— BEGIN Given entries —

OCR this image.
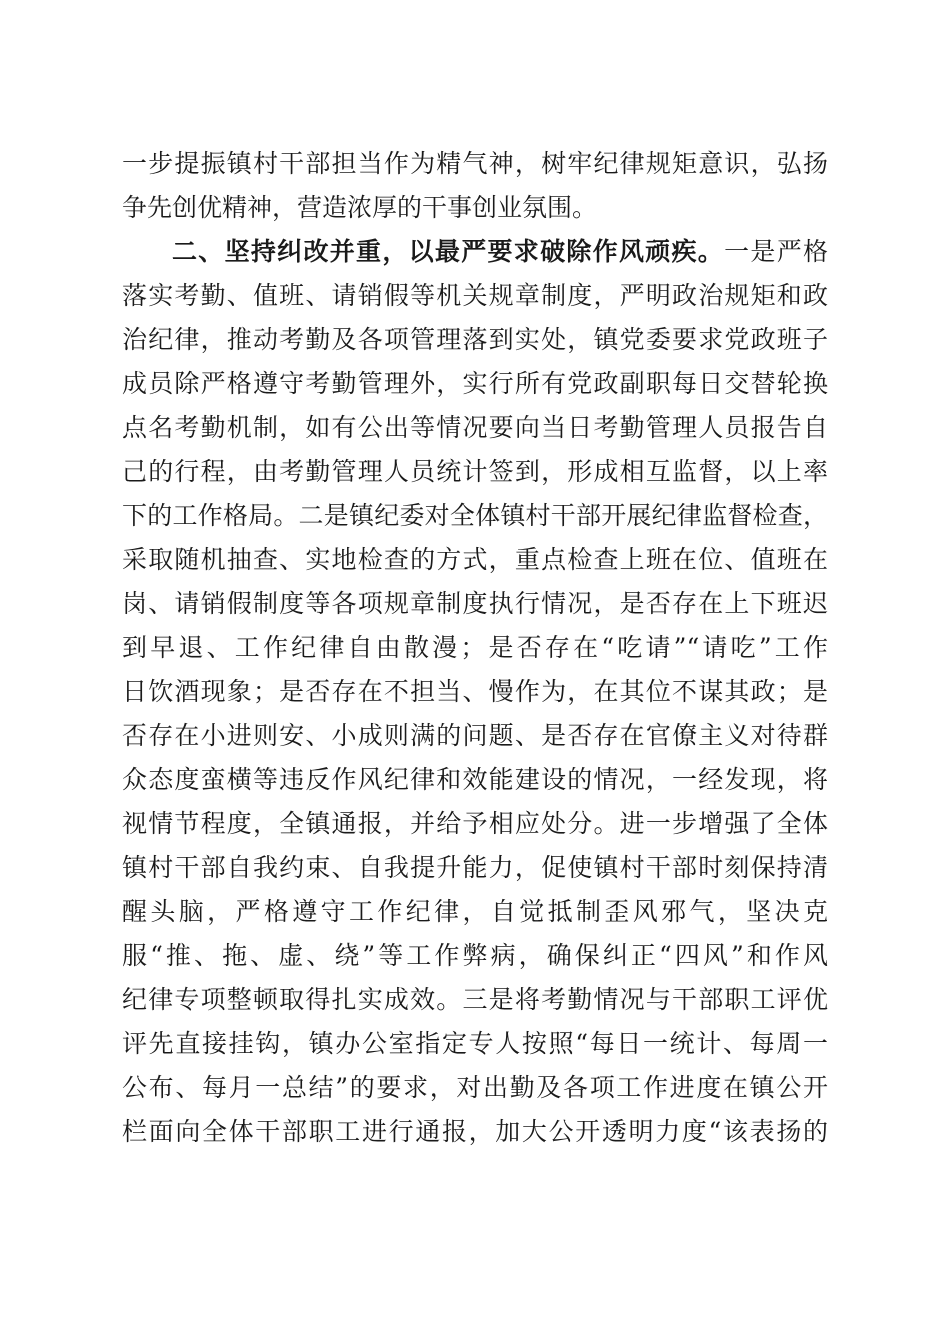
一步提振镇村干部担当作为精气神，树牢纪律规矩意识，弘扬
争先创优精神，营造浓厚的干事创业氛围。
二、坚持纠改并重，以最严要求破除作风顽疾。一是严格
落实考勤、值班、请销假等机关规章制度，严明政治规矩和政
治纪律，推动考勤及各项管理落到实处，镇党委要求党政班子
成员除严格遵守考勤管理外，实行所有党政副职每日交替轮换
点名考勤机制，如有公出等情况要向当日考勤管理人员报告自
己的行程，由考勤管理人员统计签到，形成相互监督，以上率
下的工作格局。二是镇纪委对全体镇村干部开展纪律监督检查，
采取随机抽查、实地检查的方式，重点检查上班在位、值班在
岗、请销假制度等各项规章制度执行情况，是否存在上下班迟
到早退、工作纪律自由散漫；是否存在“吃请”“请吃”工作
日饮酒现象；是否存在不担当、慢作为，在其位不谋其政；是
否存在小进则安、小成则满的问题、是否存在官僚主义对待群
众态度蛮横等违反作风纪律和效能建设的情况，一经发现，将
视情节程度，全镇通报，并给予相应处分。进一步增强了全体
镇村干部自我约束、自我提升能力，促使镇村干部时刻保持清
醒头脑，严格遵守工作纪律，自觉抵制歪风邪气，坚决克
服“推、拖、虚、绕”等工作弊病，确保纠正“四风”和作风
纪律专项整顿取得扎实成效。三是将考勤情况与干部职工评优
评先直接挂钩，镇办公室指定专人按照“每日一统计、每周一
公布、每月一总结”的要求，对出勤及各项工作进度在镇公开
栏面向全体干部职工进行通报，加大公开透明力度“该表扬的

— END Given entries —

> The problem
Copy the listing over exactly, skipping the pictures it holds.

> The reply
OCR this image.
一步提振镇村干部担当作为精气神，树牢纪律规矩意识，弘扬
争先创优精神，营造浓厚的干事创业氛围。
二、坚持纠改并重，以最严要求破除作风顽疾。一是严格
落实考勤、值班、请销假等机关规章制度，严明政治规矩和政
治纪律，推动考勤及各项管理落到实处，镇党委要求党政班子
成员除严格遵守考勤管理外，实行所有党政副职每日交替轮换
点名考勤机制，如有公出等情况要向当日考勤管理人员报告自
己的行程，由考勤管理人员统计签到，形成相互监督，以上率
下的工作格局。二是镇纪委对全体镇村干部开展纪律监督检查，
采取随机抽查、实地检查的方式，重点检查上班在位、值班在
岗、请销假制度等各项规章制度执行情况，是否存在上下班迟
到早退、工作纪律自由散漫；是否存在“吃请”“请吃”工作
日饮酒现象；是否存在不担当、慢作为，在其位不谋其政；是
否存在小进则安、小成则满的问题、是否存在官僚主义对待群
众态度蛮横等违反作风纪律和效能建设的情况，一经发现，将
视情节程度，全镇通报，并给予相应处分。进一步增强了全体
镇村干部自我约束、自我提升能力，促使镇村干部时刻保持清
醒头脑，严格遵守工作纪律，自觉抵制歪风邪气，坚决克
服“推、拖、虚、绕”等工作弊病，确保纠正“四风”和作风
纪律专项整顿取得扎实成效。三是将考勤情况与干部职工评优
评先直接挂钩，镇办公室指定专人按照“每日一统计、每周一
公布、每月一总结”的要求，对出勤及各项工作进度在镇公开
栏面向全体干部职工进行通报，加大公开透明力度“该表扬的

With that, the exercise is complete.